## THE REQUEST
State how many lines in the listing below include the word "death". Give nothing but the number.
>> start RECORDED DATA
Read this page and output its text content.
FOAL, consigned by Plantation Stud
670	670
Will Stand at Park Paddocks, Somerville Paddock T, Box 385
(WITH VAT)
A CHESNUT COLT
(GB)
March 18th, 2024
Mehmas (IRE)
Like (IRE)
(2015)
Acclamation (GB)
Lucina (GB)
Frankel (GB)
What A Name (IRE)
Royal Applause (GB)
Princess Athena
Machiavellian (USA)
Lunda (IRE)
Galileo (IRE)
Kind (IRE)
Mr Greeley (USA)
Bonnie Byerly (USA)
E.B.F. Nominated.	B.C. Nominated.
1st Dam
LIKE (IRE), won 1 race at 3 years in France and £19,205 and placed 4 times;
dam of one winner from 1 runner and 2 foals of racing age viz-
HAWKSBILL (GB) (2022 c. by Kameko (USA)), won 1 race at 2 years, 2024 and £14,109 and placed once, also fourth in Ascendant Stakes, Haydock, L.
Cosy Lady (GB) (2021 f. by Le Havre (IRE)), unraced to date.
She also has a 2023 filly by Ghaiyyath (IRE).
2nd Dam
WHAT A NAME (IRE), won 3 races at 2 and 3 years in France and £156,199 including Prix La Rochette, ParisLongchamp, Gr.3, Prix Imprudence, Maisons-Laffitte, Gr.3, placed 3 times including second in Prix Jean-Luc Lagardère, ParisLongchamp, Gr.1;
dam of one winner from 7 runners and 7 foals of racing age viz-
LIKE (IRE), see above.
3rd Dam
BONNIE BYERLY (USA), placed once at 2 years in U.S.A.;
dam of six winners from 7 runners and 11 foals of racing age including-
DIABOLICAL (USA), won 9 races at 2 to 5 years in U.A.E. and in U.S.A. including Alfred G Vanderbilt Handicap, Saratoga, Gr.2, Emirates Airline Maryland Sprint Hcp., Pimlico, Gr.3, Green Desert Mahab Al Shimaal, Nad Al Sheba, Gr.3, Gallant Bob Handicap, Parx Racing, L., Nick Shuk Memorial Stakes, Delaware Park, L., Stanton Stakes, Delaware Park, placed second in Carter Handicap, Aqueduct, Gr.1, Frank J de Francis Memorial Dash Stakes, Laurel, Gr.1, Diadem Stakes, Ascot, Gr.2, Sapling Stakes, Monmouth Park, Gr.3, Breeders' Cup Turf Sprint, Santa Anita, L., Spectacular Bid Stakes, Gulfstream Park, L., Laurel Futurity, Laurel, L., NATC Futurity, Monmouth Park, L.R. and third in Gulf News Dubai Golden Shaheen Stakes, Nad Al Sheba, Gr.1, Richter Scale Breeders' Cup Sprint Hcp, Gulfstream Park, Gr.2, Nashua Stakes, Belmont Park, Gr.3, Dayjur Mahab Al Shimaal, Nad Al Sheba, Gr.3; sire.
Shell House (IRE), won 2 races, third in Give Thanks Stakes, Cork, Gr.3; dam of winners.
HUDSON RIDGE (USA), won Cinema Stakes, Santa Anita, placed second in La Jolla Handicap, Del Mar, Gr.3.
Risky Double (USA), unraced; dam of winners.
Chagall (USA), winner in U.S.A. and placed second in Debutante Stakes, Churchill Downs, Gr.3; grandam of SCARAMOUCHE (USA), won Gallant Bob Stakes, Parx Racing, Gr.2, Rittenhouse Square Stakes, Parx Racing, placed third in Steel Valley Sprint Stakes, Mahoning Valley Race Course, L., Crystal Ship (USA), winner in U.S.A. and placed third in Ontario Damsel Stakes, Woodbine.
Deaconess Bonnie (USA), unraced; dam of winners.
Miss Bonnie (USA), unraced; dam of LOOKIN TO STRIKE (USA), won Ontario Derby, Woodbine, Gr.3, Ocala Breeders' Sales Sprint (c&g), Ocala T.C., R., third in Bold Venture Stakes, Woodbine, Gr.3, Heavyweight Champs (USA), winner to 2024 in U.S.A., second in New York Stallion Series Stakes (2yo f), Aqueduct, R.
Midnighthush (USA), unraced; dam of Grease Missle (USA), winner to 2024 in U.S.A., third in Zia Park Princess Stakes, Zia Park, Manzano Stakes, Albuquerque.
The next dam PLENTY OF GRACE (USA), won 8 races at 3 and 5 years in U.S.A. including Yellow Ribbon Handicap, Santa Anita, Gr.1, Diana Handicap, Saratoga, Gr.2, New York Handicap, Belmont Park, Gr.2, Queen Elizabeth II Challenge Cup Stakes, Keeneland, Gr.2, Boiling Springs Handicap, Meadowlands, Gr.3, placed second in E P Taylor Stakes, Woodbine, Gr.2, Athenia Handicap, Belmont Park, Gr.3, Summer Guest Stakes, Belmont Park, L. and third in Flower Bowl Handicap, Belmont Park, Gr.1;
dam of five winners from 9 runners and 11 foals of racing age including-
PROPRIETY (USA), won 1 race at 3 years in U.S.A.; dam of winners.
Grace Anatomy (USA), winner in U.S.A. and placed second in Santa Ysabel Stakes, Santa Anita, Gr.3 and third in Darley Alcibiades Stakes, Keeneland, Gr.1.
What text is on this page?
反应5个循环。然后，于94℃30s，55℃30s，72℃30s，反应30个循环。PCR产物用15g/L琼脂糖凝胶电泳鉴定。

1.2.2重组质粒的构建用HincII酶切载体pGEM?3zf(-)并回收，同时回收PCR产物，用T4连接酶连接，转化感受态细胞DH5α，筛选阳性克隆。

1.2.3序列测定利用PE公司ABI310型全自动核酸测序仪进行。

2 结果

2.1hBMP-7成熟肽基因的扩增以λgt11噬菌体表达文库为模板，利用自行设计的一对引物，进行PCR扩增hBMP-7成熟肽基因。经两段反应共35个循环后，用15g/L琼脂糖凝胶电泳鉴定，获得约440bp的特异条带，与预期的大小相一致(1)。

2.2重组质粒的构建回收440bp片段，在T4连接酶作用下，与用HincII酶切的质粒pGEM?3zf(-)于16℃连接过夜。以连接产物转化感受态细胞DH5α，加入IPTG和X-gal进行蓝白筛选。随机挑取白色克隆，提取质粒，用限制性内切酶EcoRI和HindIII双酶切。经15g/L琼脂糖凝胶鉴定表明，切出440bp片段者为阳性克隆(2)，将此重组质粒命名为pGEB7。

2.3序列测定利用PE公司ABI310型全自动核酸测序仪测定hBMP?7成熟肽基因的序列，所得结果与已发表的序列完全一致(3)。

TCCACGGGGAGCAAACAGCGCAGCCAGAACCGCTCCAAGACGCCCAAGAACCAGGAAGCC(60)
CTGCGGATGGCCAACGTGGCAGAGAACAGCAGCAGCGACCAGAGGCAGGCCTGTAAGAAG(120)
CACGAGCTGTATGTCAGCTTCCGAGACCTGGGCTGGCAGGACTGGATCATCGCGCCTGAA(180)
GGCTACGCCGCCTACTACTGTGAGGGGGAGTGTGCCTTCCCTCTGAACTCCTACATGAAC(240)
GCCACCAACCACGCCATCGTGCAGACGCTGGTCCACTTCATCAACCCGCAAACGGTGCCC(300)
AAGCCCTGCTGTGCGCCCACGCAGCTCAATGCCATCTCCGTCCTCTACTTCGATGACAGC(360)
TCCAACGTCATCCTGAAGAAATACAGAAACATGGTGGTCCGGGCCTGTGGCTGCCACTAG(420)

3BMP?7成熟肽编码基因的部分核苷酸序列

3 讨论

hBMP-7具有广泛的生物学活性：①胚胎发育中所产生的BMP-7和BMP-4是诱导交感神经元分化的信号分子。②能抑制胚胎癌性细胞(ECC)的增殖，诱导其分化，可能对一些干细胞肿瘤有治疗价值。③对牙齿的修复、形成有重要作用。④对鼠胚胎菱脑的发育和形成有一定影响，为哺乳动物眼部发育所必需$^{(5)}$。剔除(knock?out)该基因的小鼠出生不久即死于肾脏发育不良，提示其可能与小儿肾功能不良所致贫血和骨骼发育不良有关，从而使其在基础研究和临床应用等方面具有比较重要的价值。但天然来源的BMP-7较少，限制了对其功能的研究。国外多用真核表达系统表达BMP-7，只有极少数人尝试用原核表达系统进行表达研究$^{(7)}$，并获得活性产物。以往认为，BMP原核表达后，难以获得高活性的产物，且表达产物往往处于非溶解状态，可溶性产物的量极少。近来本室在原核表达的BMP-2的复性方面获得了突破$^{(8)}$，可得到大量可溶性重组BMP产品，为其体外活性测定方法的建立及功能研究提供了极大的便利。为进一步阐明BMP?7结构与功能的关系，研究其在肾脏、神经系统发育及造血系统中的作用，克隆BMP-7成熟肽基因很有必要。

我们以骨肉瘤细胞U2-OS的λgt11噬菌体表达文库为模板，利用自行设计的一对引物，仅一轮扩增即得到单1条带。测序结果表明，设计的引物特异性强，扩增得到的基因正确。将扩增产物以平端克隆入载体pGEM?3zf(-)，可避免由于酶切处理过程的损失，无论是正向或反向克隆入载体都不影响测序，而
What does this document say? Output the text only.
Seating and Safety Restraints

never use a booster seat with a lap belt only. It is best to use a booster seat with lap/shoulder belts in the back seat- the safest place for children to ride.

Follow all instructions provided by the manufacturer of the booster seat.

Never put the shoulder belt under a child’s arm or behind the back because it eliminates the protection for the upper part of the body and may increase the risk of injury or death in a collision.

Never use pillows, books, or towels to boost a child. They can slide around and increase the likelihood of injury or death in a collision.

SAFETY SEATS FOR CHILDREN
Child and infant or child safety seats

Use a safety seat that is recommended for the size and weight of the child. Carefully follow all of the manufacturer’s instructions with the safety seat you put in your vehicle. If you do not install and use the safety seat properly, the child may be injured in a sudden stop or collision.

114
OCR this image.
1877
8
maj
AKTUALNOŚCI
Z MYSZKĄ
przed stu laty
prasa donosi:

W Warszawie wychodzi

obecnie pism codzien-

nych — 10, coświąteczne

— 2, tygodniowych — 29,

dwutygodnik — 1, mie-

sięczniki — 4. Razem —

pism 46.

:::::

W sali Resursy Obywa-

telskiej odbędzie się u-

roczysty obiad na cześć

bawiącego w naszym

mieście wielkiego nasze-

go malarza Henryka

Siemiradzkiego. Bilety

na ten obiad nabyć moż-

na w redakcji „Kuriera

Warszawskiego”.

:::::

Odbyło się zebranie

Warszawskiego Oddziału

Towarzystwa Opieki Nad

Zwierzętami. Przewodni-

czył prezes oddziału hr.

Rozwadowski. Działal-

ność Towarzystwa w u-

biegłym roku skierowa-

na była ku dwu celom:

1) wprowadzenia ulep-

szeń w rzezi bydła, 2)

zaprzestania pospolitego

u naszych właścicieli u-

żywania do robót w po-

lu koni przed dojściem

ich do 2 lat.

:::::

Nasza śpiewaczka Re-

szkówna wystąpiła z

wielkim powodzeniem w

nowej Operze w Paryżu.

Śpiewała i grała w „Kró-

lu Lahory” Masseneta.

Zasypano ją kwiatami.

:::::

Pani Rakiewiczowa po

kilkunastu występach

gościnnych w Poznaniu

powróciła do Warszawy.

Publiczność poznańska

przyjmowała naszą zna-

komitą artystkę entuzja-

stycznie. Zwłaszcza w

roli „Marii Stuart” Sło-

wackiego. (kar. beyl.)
>> end RECORDED DATA
## COMPLETE RESPONSE
2